Exercise details:
Lines containing the word "this" are the ones to copy from the records below.

Dataset items:
— BEGIN —

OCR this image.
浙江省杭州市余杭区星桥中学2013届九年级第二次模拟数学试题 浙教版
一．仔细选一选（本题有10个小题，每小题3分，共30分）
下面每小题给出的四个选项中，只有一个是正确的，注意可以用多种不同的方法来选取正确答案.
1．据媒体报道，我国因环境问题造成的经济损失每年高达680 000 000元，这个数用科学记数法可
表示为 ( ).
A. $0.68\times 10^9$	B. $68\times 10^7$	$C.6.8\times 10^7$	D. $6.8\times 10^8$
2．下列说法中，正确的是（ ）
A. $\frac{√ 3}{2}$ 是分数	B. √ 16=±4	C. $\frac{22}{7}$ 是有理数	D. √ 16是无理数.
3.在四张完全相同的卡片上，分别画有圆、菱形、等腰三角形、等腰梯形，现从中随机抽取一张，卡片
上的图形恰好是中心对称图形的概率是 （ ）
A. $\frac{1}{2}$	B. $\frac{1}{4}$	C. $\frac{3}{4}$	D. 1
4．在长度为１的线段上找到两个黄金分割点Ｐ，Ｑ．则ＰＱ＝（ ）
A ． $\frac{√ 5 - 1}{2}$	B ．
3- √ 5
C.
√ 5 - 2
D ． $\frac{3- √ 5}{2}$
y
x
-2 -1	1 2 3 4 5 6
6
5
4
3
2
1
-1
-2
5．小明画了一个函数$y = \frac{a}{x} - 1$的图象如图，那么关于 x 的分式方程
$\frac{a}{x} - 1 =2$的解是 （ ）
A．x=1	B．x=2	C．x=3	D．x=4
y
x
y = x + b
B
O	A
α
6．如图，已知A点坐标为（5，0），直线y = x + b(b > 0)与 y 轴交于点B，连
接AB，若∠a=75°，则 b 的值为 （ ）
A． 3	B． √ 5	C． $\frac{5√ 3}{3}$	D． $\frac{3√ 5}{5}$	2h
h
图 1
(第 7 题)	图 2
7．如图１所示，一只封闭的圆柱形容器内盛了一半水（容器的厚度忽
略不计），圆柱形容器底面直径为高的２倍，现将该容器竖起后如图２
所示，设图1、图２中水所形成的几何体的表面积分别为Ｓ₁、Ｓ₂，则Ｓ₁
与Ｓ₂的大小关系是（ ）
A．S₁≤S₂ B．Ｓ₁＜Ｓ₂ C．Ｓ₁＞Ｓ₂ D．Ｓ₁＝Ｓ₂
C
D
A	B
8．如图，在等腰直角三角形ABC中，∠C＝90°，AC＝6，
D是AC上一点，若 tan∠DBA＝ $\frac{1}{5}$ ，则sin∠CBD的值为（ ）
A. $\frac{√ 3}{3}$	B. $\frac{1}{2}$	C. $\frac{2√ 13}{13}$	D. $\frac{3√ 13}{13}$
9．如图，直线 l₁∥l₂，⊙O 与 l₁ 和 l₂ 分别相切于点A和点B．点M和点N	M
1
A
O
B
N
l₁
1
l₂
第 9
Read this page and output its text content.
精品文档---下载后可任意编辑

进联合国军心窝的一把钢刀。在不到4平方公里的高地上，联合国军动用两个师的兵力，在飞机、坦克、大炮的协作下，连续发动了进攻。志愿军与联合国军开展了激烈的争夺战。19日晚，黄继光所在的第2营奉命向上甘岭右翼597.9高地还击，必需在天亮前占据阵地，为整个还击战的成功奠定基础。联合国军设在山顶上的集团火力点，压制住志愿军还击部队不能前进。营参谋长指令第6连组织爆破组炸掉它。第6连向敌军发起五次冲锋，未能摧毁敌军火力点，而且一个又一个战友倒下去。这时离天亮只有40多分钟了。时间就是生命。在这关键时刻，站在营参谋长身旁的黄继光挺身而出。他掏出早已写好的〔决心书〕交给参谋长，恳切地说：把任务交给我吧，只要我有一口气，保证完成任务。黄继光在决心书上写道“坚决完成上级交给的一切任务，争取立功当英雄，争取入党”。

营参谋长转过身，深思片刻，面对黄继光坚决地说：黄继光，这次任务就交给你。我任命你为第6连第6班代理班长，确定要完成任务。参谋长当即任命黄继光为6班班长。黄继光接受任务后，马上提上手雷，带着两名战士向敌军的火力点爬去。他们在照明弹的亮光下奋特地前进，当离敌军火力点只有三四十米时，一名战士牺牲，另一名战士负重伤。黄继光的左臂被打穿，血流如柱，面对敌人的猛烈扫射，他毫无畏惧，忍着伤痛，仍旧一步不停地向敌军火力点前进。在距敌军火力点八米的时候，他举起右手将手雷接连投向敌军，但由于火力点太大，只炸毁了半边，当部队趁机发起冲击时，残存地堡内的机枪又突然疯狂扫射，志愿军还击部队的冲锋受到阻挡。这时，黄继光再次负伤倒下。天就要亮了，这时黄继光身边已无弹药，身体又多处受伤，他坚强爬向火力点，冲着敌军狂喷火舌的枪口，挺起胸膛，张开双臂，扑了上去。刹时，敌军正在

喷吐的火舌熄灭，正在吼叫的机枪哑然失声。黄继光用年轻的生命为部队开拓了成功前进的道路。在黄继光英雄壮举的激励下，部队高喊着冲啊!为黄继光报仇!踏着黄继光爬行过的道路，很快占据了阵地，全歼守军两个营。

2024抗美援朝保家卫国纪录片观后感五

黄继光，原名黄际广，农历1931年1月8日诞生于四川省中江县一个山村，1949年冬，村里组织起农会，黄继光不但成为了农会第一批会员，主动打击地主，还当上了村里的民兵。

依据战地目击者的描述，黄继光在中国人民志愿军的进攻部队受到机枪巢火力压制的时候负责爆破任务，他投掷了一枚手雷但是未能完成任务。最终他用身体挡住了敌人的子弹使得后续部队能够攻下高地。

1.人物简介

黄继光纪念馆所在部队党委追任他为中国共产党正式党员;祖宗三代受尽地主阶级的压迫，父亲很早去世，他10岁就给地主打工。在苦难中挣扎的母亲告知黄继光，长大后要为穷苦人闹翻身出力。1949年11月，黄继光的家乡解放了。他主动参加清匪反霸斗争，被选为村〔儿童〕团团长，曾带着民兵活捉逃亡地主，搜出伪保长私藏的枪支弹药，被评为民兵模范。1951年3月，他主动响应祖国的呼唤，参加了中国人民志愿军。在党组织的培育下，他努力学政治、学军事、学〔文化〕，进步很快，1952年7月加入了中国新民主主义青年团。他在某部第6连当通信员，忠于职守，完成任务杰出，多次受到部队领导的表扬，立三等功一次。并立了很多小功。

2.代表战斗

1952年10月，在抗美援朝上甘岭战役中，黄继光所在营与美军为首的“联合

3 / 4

— END —

Written answer:
OCR this image.
Read this page and output its text content.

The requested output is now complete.